§ **Task data**:
———

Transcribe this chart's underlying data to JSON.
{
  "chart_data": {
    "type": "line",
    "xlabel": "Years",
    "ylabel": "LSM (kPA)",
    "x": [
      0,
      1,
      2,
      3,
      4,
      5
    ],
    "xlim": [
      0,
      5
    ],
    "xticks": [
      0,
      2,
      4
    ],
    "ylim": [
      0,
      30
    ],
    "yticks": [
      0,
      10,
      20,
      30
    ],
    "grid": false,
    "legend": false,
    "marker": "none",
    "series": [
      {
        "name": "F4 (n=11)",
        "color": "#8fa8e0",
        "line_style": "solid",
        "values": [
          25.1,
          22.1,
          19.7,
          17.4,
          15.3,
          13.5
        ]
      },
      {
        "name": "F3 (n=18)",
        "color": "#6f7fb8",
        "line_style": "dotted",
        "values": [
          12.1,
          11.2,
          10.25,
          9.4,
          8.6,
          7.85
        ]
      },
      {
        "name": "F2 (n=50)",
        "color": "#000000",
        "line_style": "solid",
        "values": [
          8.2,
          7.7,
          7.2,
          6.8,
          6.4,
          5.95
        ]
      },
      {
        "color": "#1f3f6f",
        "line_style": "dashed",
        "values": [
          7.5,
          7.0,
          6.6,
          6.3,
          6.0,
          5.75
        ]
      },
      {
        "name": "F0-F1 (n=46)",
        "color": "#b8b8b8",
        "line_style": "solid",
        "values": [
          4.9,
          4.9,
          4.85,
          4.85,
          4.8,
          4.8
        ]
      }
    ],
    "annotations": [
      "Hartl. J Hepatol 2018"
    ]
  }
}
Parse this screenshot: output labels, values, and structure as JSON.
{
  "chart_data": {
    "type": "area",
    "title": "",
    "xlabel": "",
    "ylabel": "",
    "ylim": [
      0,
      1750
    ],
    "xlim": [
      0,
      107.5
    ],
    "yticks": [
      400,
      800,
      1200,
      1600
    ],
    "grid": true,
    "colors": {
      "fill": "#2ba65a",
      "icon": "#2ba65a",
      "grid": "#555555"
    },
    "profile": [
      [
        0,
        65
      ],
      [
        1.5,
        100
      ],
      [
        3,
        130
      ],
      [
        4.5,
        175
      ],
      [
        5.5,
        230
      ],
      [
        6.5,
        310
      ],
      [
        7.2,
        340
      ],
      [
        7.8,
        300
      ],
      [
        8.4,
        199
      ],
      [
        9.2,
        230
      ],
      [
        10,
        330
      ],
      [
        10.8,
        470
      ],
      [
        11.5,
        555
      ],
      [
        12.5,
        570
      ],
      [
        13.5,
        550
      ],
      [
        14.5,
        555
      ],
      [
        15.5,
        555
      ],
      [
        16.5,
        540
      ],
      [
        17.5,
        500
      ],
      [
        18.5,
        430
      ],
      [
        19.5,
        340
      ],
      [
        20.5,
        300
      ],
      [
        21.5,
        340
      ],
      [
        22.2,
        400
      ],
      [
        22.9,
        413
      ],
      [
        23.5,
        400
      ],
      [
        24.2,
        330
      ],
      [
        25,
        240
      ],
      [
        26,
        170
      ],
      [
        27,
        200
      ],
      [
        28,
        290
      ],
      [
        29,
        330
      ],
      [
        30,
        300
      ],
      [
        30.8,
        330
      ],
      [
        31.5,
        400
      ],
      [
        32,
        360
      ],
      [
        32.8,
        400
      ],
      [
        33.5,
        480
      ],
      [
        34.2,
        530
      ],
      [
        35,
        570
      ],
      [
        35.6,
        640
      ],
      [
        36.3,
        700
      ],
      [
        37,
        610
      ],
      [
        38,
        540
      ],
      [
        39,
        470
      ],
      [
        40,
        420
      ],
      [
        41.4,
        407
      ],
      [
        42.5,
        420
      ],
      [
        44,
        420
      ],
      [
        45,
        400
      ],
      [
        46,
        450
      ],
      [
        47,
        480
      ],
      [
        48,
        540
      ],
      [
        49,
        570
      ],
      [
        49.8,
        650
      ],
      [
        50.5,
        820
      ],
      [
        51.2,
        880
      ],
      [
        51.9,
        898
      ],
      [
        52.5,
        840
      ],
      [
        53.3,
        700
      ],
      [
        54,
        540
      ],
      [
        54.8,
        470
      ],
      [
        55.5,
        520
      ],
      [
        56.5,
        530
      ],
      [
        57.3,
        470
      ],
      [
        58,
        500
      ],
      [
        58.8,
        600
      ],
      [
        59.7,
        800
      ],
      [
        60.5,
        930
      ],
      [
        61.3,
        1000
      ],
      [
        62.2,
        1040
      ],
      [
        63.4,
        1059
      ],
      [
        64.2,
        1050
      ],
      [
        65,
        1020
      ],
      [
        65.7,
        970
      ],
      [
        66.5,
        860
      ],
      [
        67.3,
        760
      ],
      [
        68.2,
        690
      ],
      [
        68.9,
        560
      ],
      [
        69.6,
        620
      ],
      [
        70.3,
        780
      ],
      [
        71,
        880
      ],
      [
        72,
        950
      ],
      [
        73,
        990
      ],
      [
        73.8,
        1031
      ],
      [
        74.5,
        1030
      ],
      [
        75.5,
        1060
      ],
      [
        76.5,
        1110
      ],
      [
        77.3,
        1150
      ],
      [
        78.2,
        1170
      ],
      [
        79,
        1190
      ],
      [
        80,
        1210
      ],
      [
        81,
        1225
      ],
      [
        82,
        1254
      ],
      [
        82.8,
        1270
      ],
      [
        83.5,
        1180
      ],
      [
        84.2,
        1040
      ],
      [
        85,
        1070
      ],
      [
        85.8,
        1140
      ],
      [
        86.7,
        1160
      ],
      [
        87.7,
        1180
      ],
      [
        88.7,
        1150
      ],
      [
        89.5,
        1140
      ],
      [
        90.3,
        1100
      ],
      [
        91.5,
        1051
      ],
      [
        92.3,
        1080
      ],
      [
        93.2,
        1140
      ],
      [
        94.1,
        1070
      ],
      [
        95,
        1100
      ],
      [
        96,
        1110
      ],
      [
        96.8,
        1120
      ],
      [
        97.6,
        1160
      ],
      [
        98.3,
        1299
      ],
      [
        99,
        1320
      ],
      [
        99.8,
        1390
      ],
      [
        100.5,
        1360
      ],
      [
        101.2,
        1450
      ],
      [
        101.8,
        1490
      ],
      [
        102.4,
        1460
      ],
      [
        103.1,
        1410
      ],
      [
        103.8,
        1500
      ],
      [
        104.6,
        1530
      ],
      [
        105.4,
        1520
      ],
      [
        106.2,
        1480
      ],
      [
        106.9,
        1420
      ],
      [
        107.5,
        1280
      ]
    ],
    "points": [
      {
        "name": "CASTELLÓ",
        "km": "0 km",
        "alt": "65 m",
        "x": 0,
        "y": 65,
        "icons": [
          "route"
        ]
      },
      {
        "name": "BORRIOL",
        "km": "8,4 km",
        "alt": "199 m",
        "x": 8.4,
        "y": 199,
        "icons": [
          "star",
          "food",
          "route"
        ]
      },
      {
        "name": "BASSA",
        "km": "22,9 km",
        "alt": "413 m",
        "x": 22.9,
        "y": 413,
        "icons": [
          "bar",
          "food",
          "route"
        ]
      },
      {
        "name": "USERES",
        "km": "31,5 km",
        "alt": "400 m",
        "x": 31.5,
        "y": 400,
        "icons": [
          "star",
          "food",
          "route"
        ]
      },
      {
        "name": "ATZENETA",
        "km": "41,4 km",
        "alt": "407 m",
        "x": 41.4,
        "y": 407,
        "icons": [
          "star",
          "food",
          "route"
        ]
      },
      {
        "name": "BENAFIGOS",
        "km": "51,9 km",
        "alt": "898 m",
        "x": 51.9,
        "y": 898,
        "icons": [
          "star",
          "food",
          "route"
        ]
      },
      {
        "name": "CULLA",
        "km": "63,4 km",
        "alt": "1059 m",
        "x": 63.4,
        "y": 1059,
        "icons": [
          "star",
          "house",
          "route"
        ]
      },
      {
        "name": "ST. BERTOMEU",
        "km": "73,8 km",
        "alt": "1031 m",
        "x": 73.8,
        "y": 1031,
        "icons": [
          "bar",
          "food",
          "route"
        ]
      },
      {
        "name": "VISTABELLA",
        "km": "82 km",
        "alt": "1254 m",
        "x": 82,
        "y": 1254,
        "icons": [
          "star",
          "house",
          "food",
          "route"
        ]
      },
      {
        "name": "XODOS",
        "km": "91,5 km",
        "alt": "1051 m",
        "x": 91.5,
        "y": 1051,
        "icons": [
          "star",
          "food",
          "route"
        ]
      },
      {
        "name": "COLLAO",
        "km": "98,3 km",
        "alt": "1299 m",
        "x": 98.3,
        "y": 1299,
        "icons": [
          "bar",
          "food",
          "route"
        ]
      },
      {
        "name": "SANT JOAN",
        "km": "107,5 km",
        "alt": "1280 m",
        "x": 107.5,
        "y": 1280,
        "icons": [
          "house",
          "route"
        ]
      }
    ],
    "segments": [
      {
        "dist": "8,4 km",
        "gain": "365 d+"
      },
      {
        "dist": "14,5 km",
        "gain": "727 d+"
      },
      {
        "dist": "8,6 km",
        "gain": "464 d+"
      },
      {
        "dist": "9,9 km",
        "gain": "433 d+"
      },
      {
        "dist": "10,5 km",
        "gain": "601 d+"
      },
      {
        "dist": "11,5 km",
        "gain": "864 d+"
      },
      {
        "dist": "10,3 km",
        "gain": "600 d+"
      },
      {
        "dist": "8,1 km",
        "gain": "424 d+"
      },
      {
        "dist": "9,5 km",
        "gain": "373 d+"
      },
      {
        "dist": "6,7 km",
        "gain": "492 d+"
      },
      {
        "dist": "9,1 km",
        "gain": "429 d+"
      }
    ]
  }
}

———

§ **Brief**:
Among the entries, how many lines contain the string "gain"? Give the number without anything else.

§ **Final result**:
11